§ WHAT THE TASK ASKS: Find how many lines in the data below mention "months". Give the number only.

■ ■ ■ ■ ■ ■ ■

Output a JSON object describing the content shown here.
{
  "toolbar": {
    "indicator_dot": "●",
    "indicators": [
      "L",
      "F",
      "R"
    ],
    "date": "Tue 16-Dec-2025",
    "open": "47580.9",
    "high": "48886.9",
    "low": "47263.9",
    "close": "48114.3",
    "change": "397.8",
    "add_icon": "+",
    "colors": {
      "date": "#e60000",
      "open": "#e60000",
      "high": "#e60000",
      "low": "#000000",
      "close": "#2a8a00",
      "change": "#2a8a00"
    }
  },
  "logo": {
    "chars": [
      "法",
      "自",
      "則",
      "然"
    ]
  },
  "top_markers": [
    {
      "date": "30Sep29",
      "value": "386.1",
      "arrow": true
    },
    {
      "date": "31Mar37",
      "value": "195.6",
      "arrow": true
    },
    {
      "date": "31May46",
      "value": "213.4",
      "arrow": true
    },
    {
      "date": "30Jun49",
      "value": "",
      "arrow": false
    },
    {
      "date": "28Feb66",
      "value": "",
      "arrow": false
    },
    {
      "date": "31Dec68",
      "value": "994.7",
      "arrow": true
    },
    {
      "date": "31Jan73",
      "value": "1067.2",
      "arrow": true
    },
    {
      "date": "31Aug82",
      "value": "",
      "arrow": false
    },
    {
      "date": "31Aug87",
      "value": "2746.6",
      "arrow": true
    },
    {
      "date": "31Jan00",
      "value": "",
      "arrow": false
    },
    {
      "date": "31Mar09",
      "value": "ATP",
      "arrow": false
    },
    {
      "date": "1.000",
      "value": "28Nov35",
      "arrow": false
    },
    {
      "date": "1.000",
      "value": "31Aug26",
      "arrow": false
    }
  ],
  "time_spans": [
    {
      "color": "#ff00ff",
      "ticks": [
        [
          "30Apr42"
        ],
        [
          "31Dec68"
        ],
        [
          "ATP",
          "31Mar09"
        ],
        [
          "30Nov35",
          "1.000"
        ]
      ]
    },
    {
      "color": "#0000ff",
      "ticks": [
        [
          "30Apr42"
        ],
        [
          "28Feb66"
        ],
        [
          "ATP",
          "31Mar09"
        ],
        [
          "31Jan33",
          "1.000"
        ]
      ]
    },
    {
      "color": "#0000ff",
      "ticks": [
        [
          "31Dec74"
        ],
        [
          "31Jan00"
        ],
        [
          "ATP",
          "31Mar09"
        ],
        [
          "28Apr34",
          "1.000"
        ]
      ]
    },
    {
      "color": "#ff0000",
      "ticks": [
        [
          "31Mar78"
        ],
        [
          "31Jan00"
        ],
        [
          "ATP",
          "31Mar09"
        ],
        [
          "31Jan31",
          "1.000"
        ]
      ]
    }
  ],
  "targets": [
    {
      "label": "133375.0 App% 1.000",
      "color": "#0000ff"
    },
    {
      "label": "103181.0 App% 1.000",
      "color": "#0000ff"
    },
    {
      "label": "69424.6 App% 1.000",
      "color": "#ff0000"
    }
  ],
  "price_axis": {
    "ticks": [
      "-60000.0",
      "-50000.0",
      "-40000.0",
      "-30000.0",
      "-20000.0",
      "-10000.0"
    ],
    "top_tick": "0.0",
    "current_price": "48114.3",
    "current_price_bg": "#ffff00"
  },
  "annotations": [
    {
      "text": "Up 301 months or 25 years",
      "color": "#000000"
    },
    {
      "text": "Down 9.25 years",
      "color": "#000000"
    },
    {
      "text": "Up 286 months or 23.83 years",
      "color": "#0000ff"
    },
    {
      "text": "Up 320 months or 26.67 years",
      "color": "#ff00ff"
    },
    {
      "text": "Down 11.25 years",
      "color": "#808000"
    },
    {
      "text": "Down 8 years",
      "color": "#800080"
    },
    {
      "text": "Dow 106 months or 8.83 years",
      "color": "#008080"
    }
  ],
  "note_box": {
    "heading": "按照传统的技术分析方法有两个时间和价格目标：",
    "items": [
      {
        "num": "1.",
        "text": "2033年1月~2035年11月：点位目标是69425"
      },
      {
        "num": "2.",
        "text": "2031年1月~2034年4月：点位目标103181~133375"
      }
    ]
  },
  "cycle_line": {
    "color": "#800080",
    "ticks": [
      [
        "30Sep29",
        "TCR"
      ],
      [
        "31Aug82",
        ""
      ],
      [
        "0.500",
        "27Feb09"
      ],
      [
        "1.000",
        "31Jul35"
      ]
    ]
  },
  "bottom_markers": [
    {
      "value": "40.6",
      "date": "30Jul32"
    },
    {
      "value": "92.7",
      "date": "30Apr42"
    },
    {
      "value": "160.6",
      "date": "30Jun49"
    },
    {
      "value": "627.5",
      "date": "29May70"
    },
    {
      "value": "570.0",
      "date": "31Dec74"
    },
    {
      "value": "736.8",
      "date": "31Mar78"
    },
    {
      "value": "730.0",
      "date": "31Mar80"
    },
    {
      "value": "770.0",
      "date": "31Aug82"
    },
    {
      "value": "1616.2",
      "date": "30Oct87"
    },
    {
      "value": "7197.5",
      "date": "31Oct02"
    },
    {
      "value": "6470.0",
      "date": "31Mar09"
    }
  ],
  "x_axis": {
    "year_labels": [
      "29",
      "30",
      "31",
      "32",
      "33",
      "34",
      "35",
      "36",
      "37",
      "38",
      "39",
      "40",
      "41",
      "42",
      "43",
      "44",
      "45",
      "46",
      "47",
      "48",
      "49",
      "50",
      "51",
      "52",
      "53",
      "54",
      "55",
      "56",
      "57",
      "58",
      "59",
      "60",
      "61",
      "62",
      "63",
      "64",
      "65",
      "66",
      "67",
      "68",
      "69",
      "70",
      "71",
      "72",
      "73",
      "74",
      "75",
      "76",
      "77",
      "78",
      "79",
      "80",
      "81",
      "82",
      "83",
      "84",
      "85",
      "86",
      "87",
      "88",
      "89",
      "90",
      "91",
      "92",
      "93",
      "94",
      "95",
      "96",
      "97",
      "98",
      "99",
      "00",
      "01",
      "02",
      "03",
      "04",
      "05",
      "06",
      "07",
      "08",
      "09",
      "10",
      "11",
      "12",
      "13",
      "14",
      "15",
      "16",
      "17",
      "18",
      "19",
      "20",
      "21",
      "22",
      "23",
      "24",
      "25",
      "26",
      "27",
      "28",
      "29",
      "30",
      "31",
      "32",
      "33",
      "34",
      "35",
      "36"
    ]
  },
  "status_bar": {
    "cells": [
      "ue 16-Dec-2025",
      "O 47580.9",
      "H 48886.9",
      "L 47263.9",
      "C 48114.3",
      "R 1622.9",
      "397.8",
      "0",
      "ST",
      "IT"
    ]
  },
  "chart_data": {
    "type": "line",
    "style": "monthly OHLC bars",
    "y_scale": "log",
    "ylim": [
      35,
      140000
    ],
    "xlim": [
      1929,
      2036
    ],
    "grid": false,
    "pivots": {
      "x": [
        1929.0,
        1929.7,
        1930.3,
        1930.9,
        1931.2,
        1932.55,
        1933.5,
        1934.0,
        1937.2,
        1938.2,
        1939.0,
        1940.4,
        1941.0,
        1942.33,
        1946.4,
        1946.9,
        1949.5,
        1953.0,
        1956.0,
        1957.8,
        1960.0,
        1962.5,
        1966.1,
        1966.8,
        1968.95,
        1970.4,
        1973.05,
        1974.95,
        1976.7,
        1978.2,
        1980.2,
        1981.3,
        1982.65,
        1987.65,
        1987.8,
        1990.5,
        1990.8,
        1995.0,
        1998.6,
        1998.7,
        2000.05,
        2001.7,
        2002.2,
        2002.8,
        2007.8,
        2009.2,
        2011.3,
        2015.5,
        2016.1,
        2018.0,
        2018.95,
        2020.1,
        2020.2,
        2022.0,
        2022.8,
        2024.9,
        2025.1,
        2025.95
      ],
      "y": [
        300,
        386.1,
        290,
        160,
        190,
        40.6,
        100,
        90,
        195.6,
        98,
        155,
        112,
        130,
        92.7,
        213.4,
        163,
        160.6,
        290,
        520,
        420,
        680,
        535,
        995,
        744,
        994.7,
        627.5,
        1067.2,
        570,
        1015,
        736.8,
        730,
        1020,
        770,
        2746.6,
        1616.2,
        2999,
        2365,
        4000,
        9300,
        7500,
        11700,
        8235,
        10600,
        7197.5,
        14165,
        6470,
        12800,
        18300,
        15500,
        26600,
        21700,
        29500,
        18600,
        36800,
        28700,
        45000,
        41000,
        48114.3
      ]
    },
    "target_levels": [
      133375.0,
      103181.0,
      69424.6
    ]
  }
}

■ ■ ■ ■ ■ ■ ■

§ FINISHED EXERCISE: 4